_Problem description_
Each entry below should be returned exactly as is, with the pictures removed.

_Data provided_
□ □ □ □

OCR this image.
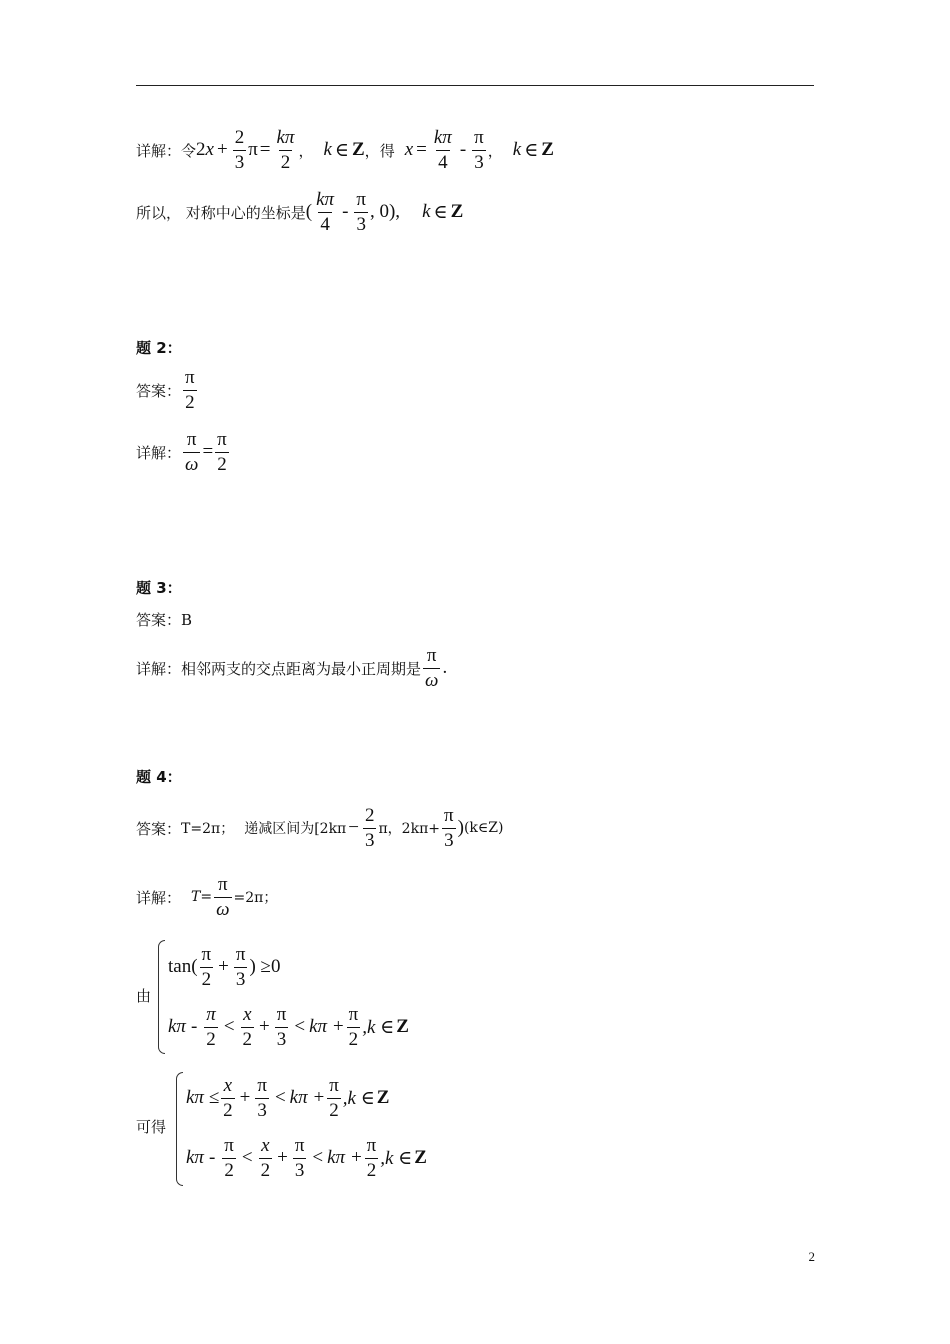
详解： 令 2 $x + \frac{2}{3}$ $\pi = \frac{k\pi}{2}$ ， k ∈ Z ， 得 $x = \frac{k\pi}{4} - \frac{\pi}{3}$ ， k ∈ Z
所以， 对称中心的坐标是 ( $\frac{k\pi}{4} - \frac{\pi}{3}$ , 0), k ∈ Z
题 2：
答案： $\frac{\pi}{2}$
详解： $\frac{\pi}{\omega} = \frac{\pi}{2}$
题 3：
答案：B
详解：相邻两支的交点距离为最小正周期是 $\frac{\pi}{\omega}$ .
题 4：
答案： T=2π； 递减区间为[$2k\pi - \frac{2}{3}$ π，$2k\pi+ \frac{\pi}{3}$ ) (k∈Z)
详解： $T= \frac{\pi}{\omega} =2\pi$；
由
$\tan( \frac{\pi}{2} + \frac{\pi}{3}$ ) ≥0
$k\pi - \frac{\pi}{2} < \frac{x}{2} + \frac{\pi}{3} < k\pi + \frac{\pi}{2} ,k$ ∈ Z
可得
$k\pi \le \frac{x}{2} + \frac{\pi}{3} < k\pi + \frac{\pi}{2} ,k$ ∈ Z
$k\pi - \frac{\pi}{2} < \frac{x}{2} + \frac{\pi}{3} < k\pi + \frac{\pi}{2} ,k$ ∈ Z
2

□ □ □ □

_Answer to the task_
OCR this image.
详解： 令 2 $x + \frac{2}{3}$ $\pi = \frac{k\pi}{2}$ ， k ∈ Z ， 得 $x = \frac{k\pi}{4} - \frac{\pi}{3}$ ， k ∈ Z
所以， 对称中心的坐标是 ( $\frac{k\pi}{4} - \frac{\pi}{3}$ , 0), k ∈ Z
题 2：
答案： $\frac{\pi}{2}$
详解： $\frac{\pi}{\omega} = \frac{\pi}{2}$
题 3：
答案：B
详解：相邻两支的交点距离为最小正周期是 $\frac{\pi}{\omega}$ .
题 4：
答案： T=2π； 递减区间为[$2k\pi - \frac{2}{3}$ π，$2k\pi+ \frac{\pi}{3}$ ) (k∈Z)
详解： $T= \frac{\pi}{\omega} =2\pi$；
由
$\tan( \frac{\pi}{2} + \frac{\pi}{3}$ ) ≥0
$k\pi - \frac{\pi}{2} < \frac{x}{2} + \frac{\pi}{3} < k\pi + \frac{\pi}{2} ,k$ ∈ Z
可得
$k\pi \le \frac{x}{2} + \frac{\pi}{3} < k\pi + \frac{\pi}{2} ,k$ ∈ Z
$k\pi - \frac{\pi}{2} < \frac{x}{2} + \frac{\pi}{3} < k\pi + \frac{\pi}{2} ,k$ ∈ Z
2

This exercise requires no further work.